*** Passage
Manage integration and computing tasks - Dataphin - Alibaba Cloud Documentation Center

The Integration and Computing Tasks page lists all computing, sync, and integration tasks. Each task corresponds to a scheduling node. This topic describes how to view and manage these tasks from the perspective of their nodes.

Entry point to the Integration and Compute Tasks page

In the top menu bar of the Dataphin homepage, choose Development > Operation Center.
In the left navigation pane, select Task O&M > Auto-triggered Tasks.
In the top menu bar, select the production or development environment.
On the Recurring Task page, click the Integration and Computing Tasks tab.

Operations in the Integration and Computing Tasks list

After you submit integration and computing tasks to the Operation Center, they appear in the Recurring Task > Integration and Computing Tasks list. The list displays details for each task, including the task object, recurrence, priority, owner, related baselines, project, HTTP path, schedule resource group, last update time, tags, and available operations.
******
*** Listing
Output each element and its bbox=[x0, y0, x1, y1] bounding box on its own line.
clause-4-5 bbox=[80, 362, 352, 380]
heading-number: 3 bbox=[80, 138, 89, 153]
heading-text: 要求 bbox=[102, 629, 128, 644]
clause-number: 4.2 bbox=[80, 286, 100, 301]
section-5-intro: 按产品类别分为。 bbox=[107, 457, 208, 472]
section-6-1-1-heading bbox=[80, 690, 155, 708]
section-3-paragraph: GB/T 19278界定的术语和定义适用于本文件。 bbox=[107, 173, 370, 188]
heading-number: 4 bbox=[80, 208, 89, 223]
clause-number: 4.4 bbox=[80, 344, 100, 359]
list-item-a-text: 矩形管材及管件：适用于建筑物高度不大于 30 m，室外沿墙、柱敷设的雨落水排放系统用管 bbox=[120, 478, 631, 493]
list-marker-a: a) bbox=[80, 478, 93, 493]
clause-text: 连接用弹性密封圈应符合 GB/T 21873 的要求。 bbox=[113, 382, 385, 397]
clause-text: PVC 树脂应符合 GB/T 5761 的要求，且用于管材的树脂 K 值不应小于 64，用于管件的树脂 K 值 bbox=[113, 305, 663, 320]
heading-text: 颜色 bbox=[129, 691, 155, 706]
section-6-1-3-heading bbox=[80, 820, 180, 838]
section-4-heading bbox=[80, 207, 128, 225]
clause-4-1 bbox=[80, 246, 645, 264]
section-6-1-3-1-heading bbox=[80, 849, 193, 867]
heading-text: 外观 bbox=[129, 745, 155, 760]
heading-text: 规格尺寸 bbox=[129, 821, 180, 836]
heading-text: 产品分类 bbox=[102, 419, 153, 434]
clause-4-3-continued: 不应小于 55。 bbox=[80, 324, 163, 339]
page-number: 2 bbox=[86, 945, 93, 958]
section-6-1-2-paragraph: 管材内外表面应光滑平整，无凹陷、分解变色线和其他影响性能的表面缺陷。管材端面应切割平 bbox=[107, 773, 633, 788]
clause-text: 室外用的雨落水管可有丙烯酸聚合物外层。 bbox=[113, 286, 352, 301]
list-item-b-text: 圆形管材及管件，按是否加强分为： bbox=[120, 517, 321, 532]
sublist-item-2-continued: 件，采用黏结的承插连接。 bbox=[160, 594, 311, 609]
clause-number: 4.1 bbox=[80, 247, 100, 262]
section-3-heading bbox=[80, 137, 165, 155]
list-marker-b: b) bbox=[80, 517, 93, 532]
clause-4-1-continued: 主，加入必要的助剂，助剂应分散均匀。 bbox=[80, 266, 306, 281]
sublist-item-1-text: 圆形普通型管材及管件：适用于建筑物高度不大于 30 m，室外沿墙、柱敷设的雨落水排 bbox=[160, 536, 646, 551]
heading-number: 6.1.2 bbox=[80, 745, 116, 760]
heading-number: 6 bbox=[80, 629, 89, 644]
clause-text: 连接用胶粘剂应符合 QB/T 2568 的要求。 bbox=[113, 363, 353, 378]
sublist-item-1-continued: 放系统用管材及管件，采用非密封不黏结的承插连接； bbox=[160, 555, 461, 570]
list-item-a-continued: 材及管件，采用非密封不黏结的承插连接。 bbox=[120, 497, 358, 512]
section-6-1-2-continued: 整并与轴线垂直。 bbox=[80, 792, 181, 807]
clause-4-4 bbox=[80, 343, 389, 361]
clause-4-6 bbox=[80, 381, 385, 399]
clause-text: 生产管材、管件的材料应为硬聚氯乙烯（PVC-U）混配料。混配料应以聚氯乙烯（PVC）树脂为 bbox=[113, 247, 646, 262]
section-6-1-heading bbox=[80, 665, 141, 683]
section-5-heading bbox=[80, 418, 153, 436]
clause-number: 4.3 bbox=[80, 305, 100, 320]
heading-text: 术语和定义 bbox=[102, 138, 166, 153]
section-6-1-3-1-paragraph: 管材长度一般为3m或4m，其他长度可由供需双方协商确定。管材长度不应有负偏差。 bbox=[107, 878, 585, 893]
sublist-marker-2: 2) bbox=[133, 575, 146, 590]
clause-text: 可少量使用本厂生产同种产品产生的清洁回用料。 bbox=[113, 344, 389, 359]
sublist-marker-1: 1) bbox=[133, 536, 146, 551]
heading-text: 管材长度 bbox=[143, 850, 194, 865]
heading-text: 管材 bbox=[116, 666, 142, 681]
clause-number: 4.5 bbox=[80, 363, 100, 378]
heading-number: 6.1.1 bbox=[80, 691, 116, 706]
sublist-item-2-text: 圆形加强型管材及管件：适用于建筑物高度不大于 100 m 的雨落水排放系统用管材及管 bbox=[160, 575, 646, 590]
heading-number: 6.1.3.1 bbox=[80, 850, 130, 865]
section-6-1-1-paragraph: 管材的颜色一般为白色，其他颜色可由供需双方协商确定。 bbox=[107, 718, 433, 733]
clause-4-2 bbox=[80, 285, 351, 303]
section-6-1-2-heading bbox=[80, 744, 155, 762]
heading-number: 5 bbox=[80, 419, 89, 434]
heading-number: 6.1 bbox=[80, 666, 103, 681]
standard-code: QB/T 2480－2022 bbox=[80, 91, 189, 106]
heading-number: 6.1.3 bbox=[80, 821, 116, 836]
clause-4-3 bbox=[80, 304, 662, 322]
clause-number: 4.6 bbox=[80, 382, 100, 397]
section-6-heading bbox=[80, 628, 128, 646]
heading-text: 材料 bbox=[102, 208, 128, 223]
******
Retype the passage on managing integration and computing tasks word for word, starting at "Manage integration and" and ending at "of their nodes.". This material was taken from a separate source.

* Solution for this exercise *
Manage integration and computing tasks - Dataphin - Alibaba Cloud Documentation Center

The Integration and Computing Tasks page lists all computing, sync, and integration tasks. Each task corresponds to a scheduling node. This topic describes how to view and manage these tasks from the perspective of their nodes.